(Saved entries)
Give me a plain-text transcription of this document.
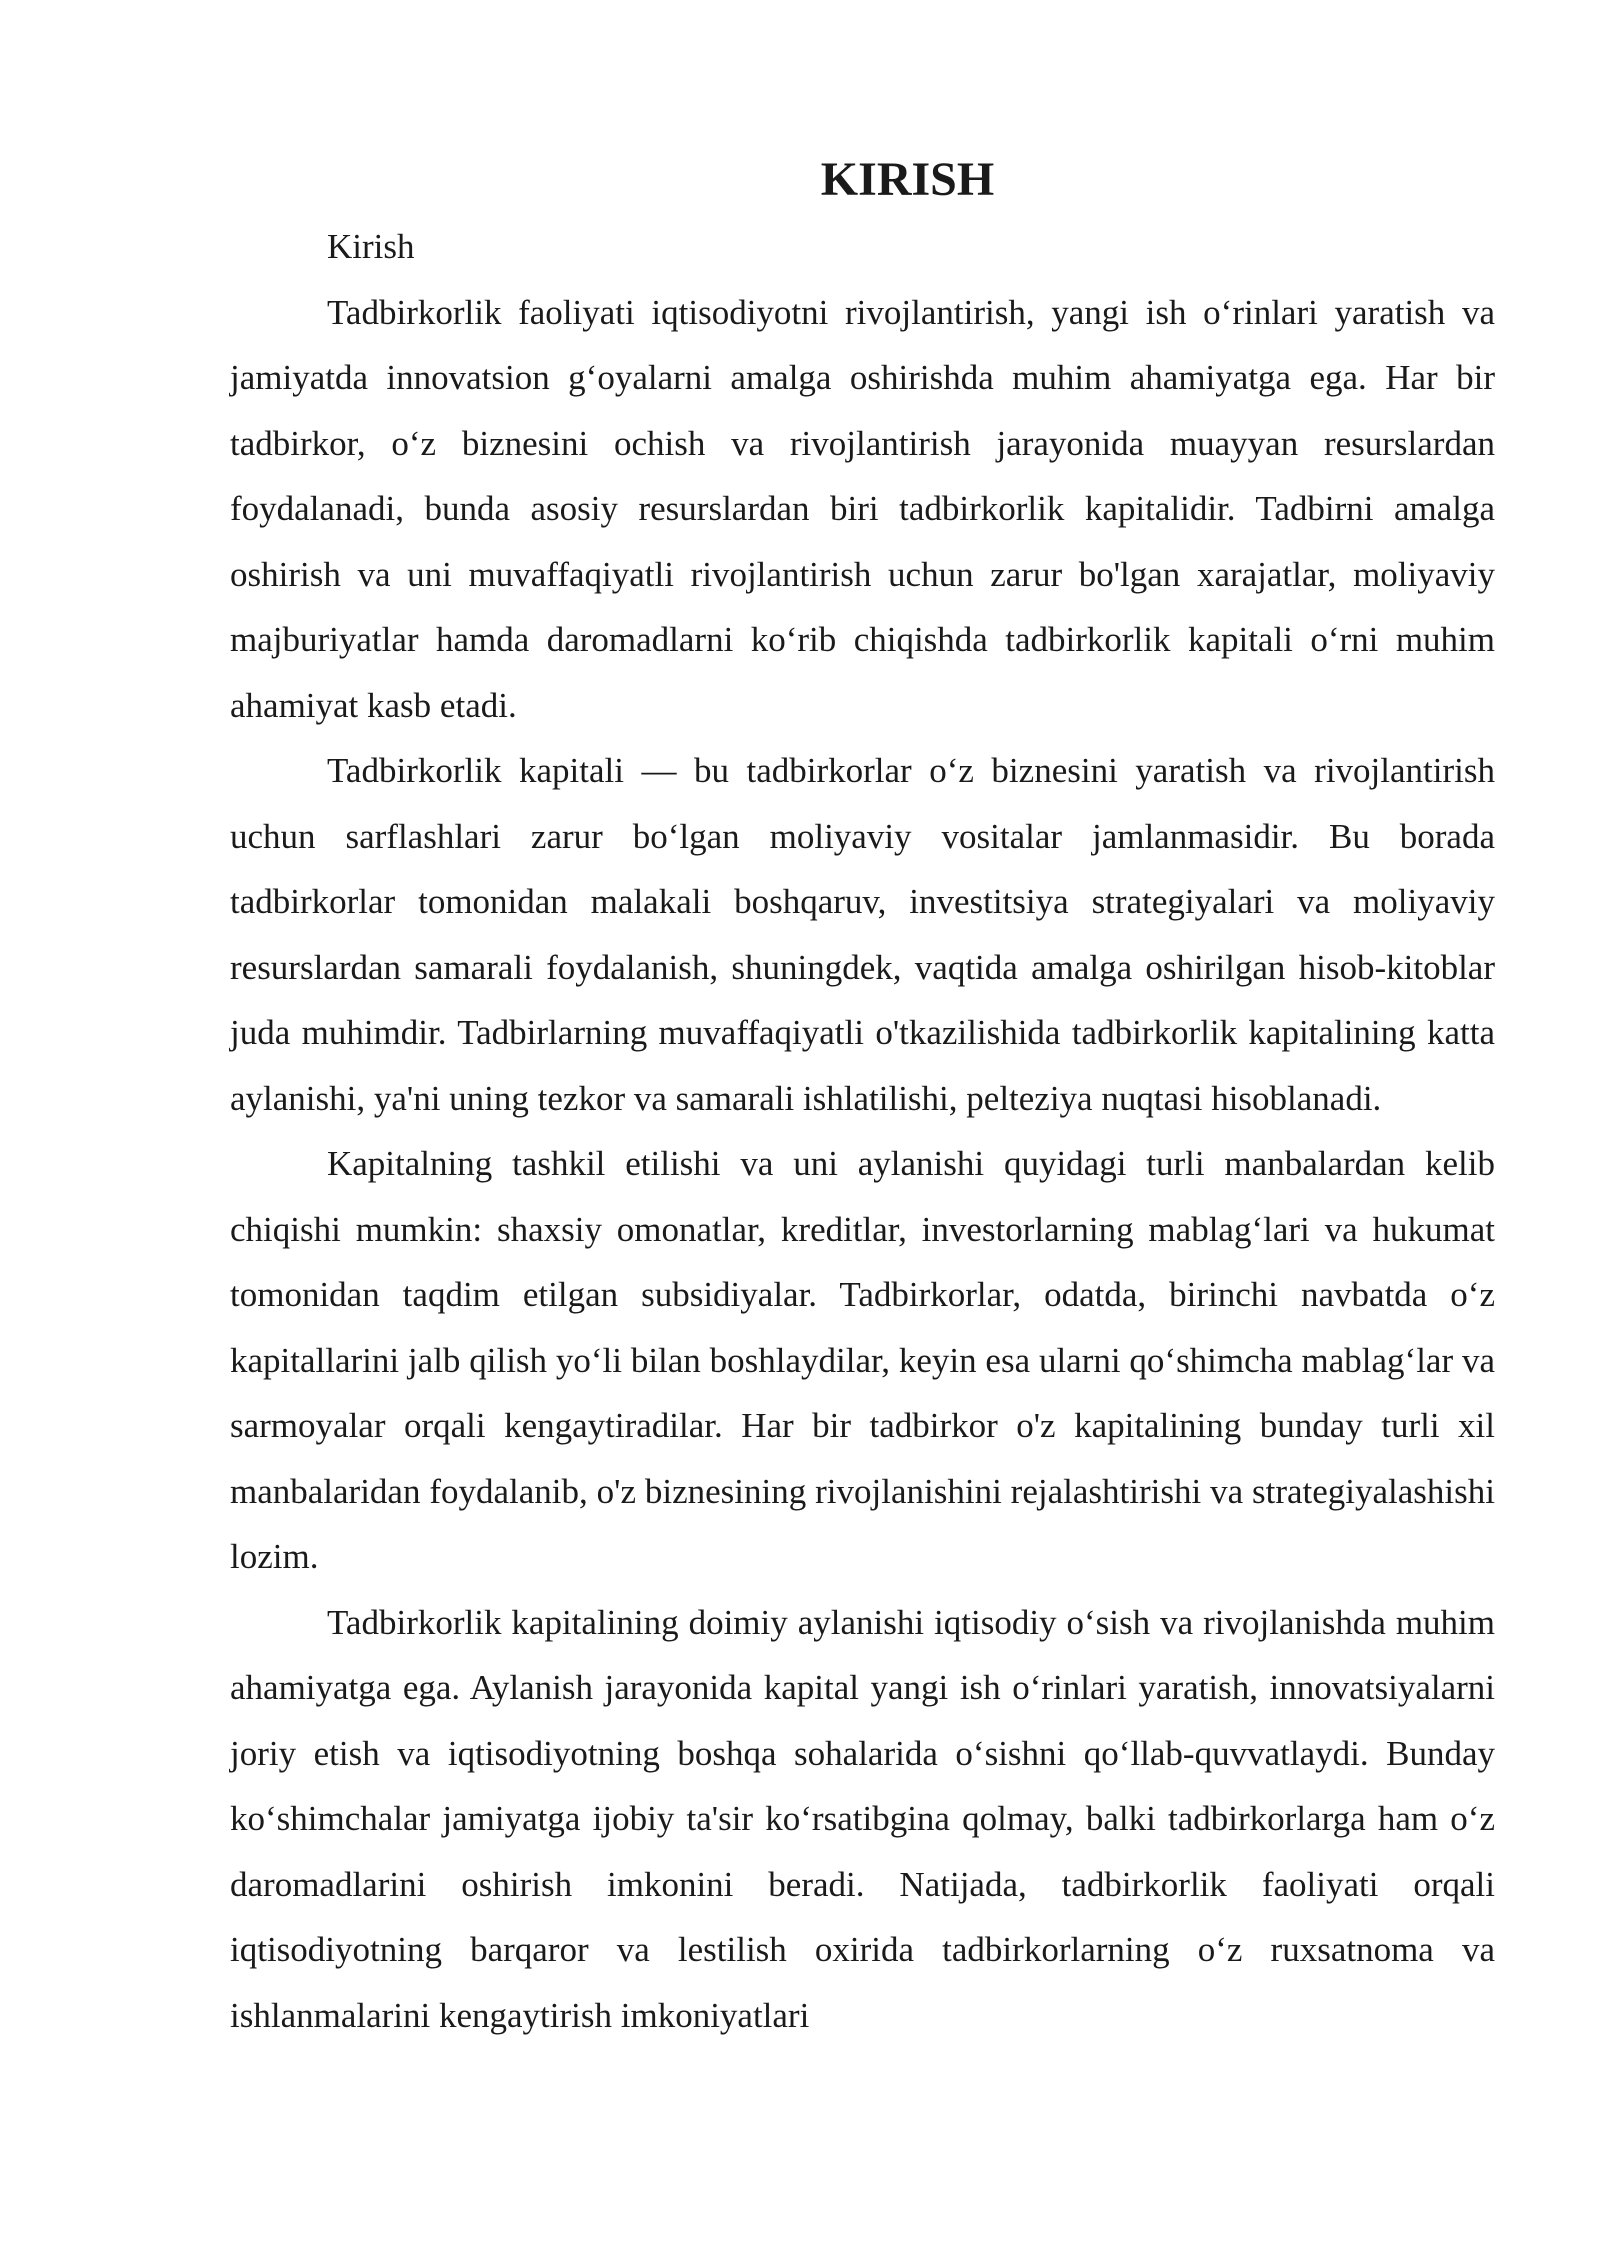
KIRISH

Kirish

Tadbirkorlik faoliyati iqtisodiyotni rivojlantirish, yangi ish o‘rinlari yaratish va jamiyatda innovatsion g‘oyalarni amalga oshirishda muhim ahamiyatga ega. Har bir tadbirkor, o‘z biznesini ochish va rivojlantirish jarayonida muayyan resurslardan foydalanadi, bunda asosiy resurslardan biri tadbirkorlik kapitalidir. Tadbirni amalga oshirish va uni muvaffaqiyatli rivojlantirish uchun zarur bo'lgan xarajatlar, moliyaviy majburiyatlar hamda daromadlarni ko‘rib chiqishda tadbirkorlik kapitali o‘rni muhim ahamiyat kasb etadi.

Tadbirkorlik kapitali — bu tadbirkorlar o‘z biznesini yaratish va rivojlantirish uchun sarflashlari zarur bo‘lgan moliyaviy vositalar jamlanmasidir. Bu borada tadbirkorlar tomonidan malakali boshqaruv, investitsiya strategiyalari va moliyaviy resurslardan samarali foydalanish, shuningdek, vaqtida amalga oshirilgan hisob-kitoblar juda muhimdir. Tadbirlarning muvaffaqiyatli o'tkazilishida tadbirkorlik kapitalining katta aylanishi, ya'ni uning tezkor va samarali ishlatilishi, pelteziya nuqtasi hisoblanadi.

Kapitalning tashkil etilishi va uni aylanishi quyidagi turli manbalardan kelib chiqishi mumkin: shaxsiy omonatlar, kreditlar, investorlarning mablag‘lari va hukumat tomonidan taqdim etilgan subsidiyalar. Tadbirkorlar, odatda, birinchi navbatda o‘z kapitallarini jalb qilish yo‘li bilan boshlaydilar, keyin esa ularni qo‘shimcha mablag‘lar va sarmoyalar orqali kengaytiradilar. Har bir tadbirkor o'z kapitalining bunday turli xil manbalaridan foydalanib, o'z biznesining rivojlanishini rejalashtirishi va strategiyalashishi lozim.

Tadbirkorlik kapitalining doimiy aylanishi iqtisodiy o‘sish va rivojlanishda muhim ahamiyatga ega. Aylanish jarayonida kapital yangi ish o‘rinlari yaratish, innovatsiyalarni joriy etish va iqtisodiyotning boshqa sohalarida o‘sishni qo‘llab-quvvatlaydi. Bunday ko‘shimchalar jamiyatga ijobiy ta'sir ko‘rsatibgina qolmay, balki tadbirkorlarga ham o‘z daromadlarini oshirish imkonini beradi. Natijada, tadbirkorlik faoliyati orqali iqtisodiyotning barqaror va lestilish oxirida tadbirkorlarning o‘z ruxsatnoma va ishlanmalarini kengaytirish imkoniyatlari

SET PROBLEM
All the lines above are to be reproduced exactly, except the pictures.

OUTPUT FOR THIS EXERCISE
Give me a plain-text transcription of this document.
KIRISH

Kirish

Tadbirkorlik faoliyati iqtisodiyotni rivojlantirish, yangi ish o‘rinlari yaratish va jamiyatda innovatsion g‘oyalarni amalga oshirishda muhim ahamiyatga ega. Har bir tadbirkor, o‘z biznesini ochish va rivojlantirish jarayonida muayyan resurslardan foydalanadi, bunda asosiy resurslardan biri tadbirkorlik kapitalidir. Tadbirni amalga oshirish va uni muvaffaqiyatli rivojlantirish uchun zarur bo'lgan xarajatlar, moliyaviy majburiyatlar hamda daromadlarni ko‘rib chiqishda tadbirkorlik kapitali o‘rni muhim ahamiyat kasb etadi.

Tadbirkorlik kapitali — bu tadbirkorlar o‘z biznesini yaratish va rivojlantirish uchun sarflashlari zarur bo‘lgan moliyaviy vositalar jamlanmasidir. Bu borada tadbirkorlar tomonidan malakali boshqaruv, investitsiya strategiyalari va moliyaviy resurslardan samarali foydalanish, shuningdek, vaqtida amalga oshirilgan hisob-kitoblar juda muhimdir. Tadbirlarning muvaffaqiyatli o'tkazilishida tadbirkorlik kapitalining katta aylanishi, ya'ni uning tezkor va samarali ishlatilishi, pelteziya nuqtasi hisoblanadi.

Kapitalning tashkil etilishi va uni aylanishi quyidagi turli manbalardan kelib chiqishi mumkin: shaxsiy omonatlar, kreditlar, investorlarning mablag‘lari va hukumat tomonidan taqdim etilgan subsidiyalar. Tadbirkorlar, odatda, birinchi navbatda o‘z kapitallarini jalb qilish yo‘li bilan boshlaydilar, keyin esa ularni qo‘shimcha mablag‘lar va sarmoyalar orqali kengaytiradilar. Har bir tadbirkor o'z kapitalining bunday turli xil manbalaridan foydalanib, o'z biznesining rivojlanishini rejalashtirishi va strategiyalashishi lozim.

Tadbirkorlik kapitalining doimiy aylanishi iqtisodiy o‘sish va rivojlanishda muhim ahamiyatga ega. Aylanish jarayonida kapital yangi ish o‘rinlari yaratish, innovatsiyalarni joriy etish va iqtisodiyotning boshqa sohalarida o‘sishni qo‘llab-quvvatlaydi. Bunday ko‘shimchalar jamiyatga ijobiy ta'sir ko‘rsatibgina qolmay, balki tadbirkorlarga ham o‘z daromadlarini oshirish imkonini beradi. Natijada, tadbirkorlik faoliyati orqali iqtisodiyotning barqaror va lestilish oxirida tadbirkorlarning o‘z ruxsatnoma va ishlanmalarini kengaytirish imkoniyatlari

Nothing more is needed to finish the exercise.